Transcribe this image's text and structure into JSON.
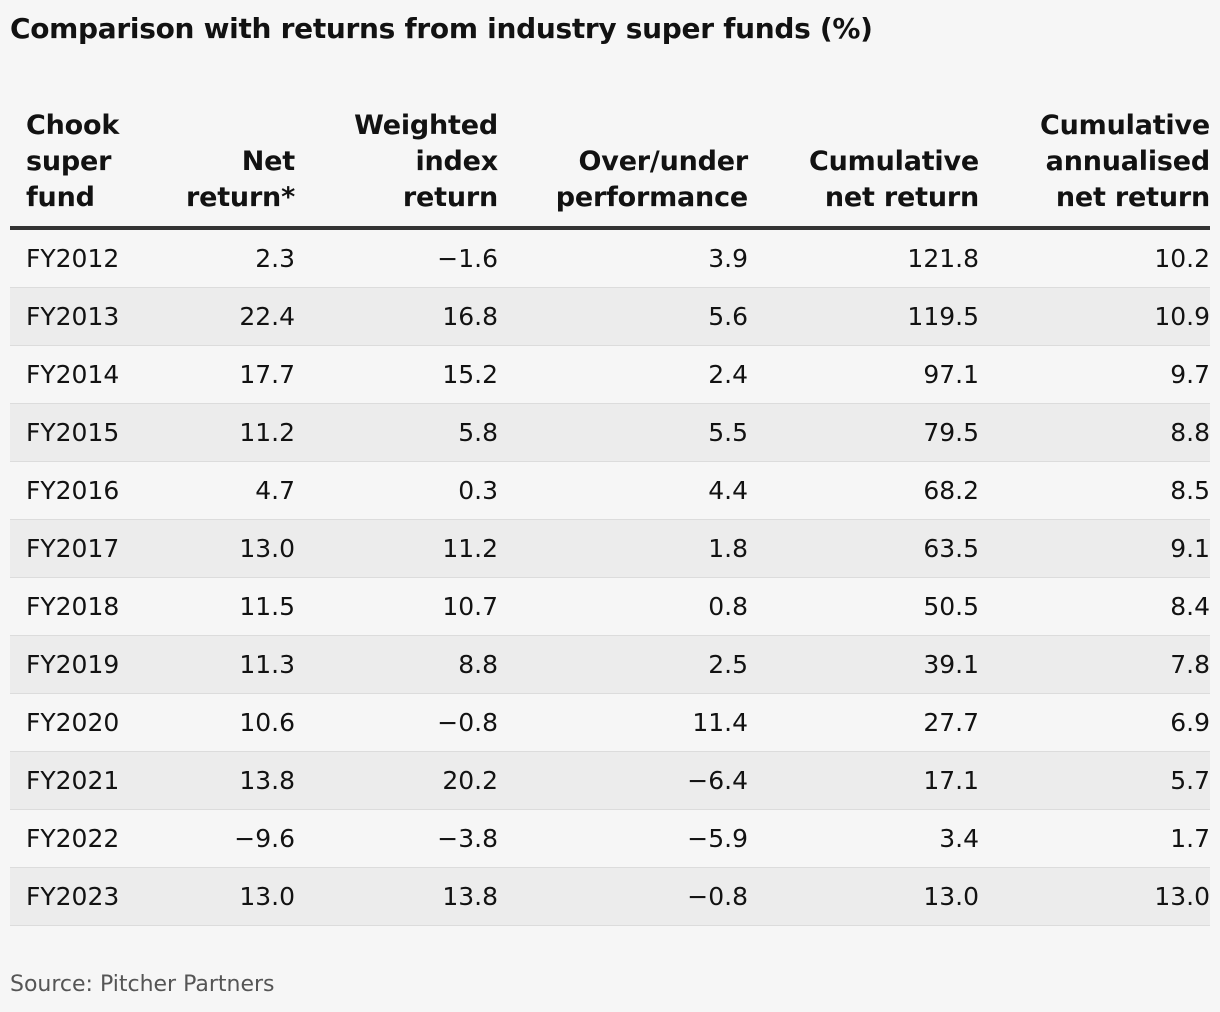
{
  "chart_data": {
    "type": "table",
    "title": "Comparison with returns from industry super funds (%)",
    "columns": [
      [
        "Chook",
        "super",
        "fund"
      ],
      [
        "Net",
        "return*"
      ],
      [
        "Weighted",
        "index",
        "return"
      ],
      [
        "Over/under",
        "performance"
      ],
      [
        "Cumulative",
        "net return"
      ],
      [
        "Cumulative",
        "annualised",
        "net return"
      ]
    ],
    "rows": [
      [
        "FY2012",
        "2.3",
        "−1.6",
        "3.9",
        "121.8",
        "10.2"
      ],
      [
        "FY2013",
        "22.4",
        "16.8",
        "5.6",
        "119.5",
        "10.9"
      ],
      [
        "FY2014",
        "17.7",
        "15.2",
        "2.4",
        "97.1",
        "9.7"
      ],
      [
        "FY2015",
        "11.2",
        "5.8",
        "5.5",
        "79.5",
        "8.8"
      ],
      [
        "FY2016",
        "4.7",
        "0.3",
        "4.4",
        "68.2",
        "8.5"
      ],
      [
        "FY2017",
        "13.0",
        "11.2",
        "1.8",
        "63.5",
        "9.1"
      ],
      [
        "FY2018",
        "11.5",
        "10.7",
        "0.8",
        "50.5",
        "8.4"
      ],
      [
        "FY2019",
        "11.3",
        "8.8",
        "2.5",
        "39.1",
        "7.8"
      ],
      [
        "FY2020",
        "10.6",
        "−0.8",
        "11.4",
        "27.7",
        "6.9"
      ],
      [
        "FY2021",
        "13.8",
        "20.2",
        "−6.4",
        "17.1",
        "5.7"
      ],
      [
        "FY2022",
        "−9.6",
        "−3.8",
        "−5.9",
        "3.4",
        "1.7"
      ],
      [
        "FY2023",
        "13.0",
        "13.8",
        "−0.8",
        "13.0",
        "13.0"
      ]
    ],
    "source": "Source: Pitcher Partners"
  }
}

========================================

Using the material above, set down every line exactly, but skip the pictures.

◆ PROBLEM SOLUTION ◆
Transcribe this image's text and structure into JSON.
{
  "chart_data": {
    "type": "table",
    "title": "Comparison with returns from industry super funds (%)",
    "columns": [
      [
        "Chook",
        "super",
        "fund"
      ],
      [
        "Net",
        "return*"
      ],
      [
        "Weighted",
        "index",
        "return"
      ],
      [
        "Over/under",
        "performance"
      ],
      [
        "Cumulative",
        "net return"
      ],
      [
        "Cumulative",
        "annualised",
        "net return"
      ]
    ],
    "rows": [
      [
        "FY2012",
        "2.3",
        "−1.6",
        "3.9",
        "121.8",
        "10.2"
      ],
      [
        "FY2013",
        "22.4",
        "16.8",
        "5.6",
        "119.5",
        "10.9"
      ],
      [
        "FY2014",
        "17.7",
        "15.2",
        "2.4",
        "97.1",
        "9.7"
      ],
      [
        "FY2015",
        "11.2",
        "5.8",
        "5.5",
        "79.5",
        "8.8"
      ],
      [
        "FY2016",
        "4.7",
        "0.3",
        "4.4",
        "68.2",
        "8.5"
      ],
      [
        "FY2017",
        "13.0",
        "11.2",
        "1.8",
        "63.5",
        "9.1"
      ],
      [
        "FY2018",
        "11.5",
        "10.7",
        "0.8",
        "50.5",
        "8.4"
      ],
      [
        "FY2019",
        "11.3",
        "8.8",
        "2.5",
        "39.1",
        "7.8"
      ],
      [
        "FY2020",
        "10.6",
        "−0.8",
        "11.4",
        "27.7",
        "6.9"
      ],
      [
        "FY2021",
        "13.8",
        "20.2",
        "−6.4",
        "17.1",
        "5.7"
      ],
      [
        "FY2022",
        "−9.6",
        "−3.8",
        "−5.9",
        "3.4",
        "1.7"
      ],
      [
        "FY2023",
        "13.0",
        "13.8",
        "−0.8",
        "13.0",
        "13.0"
      ]
    ],
    "source": "Source: Pitcher Partners"
  }
}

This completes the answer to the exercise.